» Task goal:
Extract each line of the material that follows exactly and omit its pictures.
========================
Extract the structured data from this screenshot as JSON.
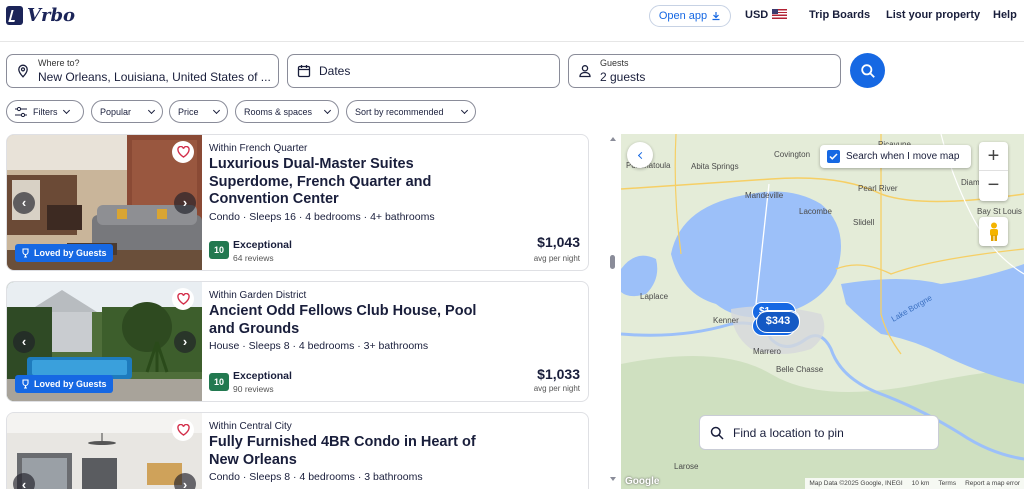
{
  "header": {
    "brand": "Vrbo",
    "open_app": "Open app",
    "currency": "USD",
    "nav": [
      "Trip Boards",
      "List your property",
      "Help"
    ]
  },
  "search": {
    "where_label": "Where to?",
    "where_value": "New Orleans, Louisiana, United States of ...",
    "dates_label": "Dates",
    "guests_label": "Guests",
    "guests_value": "2 guests"
  },
  "filters": [
    "Filters",
    "Popular",
    "Price",
    "Rooms & spaces",
    "Sort by recommended"
  ],
  "listings": [
    {
      "location": "Within French Quarter",
      "title": "Luxurious Dual-Master Suites Superdome, French Quarter and Convention Center",
      "meta": "Condo · Sleeps 16 · 4 bedrooms · 4+ bathrooms",
      "badge": "Loved by Guests",
      "score": "10",
      "rating_word": "Exceptional",
      "reviews": "64 reviews",
      "price": "$1,043",
      "price_note": "avg per night"
    },
    {
      "location": "Within Garden District",
      "title": "Ancient Odd Fellows Club House, Pool and Grounds",
      "meta": "House · Sleeps 8 · 4 bedrooms · 3+ bathrooms",
      "badge": "Loved by Guests",
      "score": "10",
      "rating_word": "Exceptional",
      "reviews": "90 reviews",
      "price": "$1,033",
      "price_note": "avg per night"
    },
    {
      "location": "Within Central City",
      "title": "Fully Furnished 4BR Condo in Heart of New Orleans",
      "meta": "Condo · Sleeps 8 · 4 bedrooms · 3 bathrooms"
    }
  ],
  "map": {
    "search_when_move": "Search when I move map",
    "search_when_move_checked": true,
    "find_location": "Find a location to pin",
    "cluster_price": "$343",
    "cluster_partial": "$1",
    "attribution": "Map Data ©2025 Google, INEGI",
    "scale": "10 km",
    "terms": "Terms",
    "report": "Report a map error",
    "google": "Google",
    "places": [
      "Covington",
      "Mandeville",
      "Lacombe",
      "Slidell",
      "Pearl River",
      "Picayune",
      "Diamond",
      "Bay St Louis",
      "Ponchatoula",
      "Abita Springs",
      "Laplace",
      "Kenner",
      "Marrero",
      "Belle Chasse",
      "Lake Borgne",
      "Larose"
    ],
    "colors": {
      "water": "#9cc0f9",
      "land": "#e4ecd8",
      "pin": "#1668e3"
    }
  }
}
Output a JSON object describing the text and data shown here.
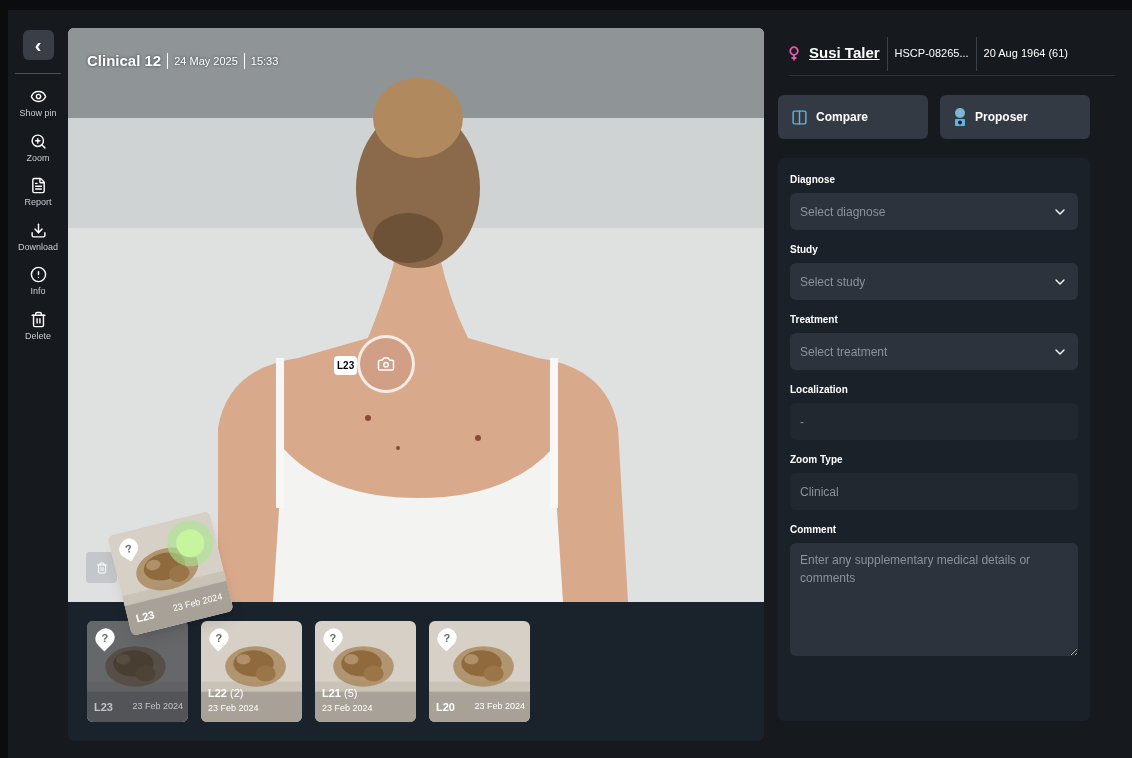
========================
» The answer:
Extract the structured data from this screenshot as JSON.
{
  "header": {
    "brand": "Vrbo",
    "open_app": "Open app",
    "currency": "USD",
    "nav": [
      "Trip Boards",
      "List your property",
      "Help"
    ]
  },
  "search": {
    "where_label": "Where to?",
    "where_value": "New Orleans, Louisiana, United States of ...",
    "dates_label": "Dates",
    "guests_label": "Guests",
    "guests_value": "2 guests"
  },
  "filters": [
    "Filters",
    "Popular",
    "Price",
    "Rooms & spaces",
    "Sort by recommended"
  ],
  "listings": [
    {
      "location": "Within French Quarter",
      "title": "Luxurious Dual-Master Suites Superdome, French Quarter and Convention Center",
      "meta": "Condo · Sleeps 16 · 4 bedrooms · 4+ bathrooms",
      "badge": "Loved by Guests",
      "score": "10",
      "rating_word": "Exceptional",
      "reviews": "64 reviews",
      "price": "$1,043",
      "price_note": "avg per night"
    },
    {
      "location": "Within Garden District",
      "title": "Ancient Odd Fellows Club House, Pool and Grounds",
      "meta": "House · Sleeps 8 · 4 bedrooms · 3+ bathrooms",
      "badge": "Loved by Guests",
      "score": "10",
      "rating_word": "Exceptional",
      "reviews": "90 reviews",
      "price": "$1,033",
      "price_note": "avg per night"
    },
    {
      "location": "Within Central City",
      "title": "Fully Furnished 4BR Condo in Heart of New Orleans",
      "meta": "Condo · Sleeps 8 · 4 bedrooms · 3 bathrooms"
    }
  ],
  "map": {
    "search_when_move": "Search when I move map",
    "search_when_move_checked": true,
    "find_location": "Find a location to pin",
    "cluster_price": "$343",
    "cluster_partial": "$1",
    "attribution": "Map Data ©2025 Google, INEGI",
    "scale": "10 km",
    "terms": "Terms",
    "report": "Report a map error",
    "google": "Google",
    "places": [
      "Covington",
      "Mandeville",
      "Lacombe",
      "Slidell",
      "Pearl River",
      "Picayune",
      "Diamond",
      "Bay St Louis",
      "Ponchatoula",
      "Abita Springs",
      "Laplace",
      "Kenner",
      "Marrero",
      "Belle Chasse",
      "Lake Borgne",
      "Larose"
    ],
    "colors": {
      "water": "#9cc0f9",
      "land": "#e4ecd8",
      "pin": "#1668e3"
    }
  }
}
Output a JSON object describing the text and data shown here.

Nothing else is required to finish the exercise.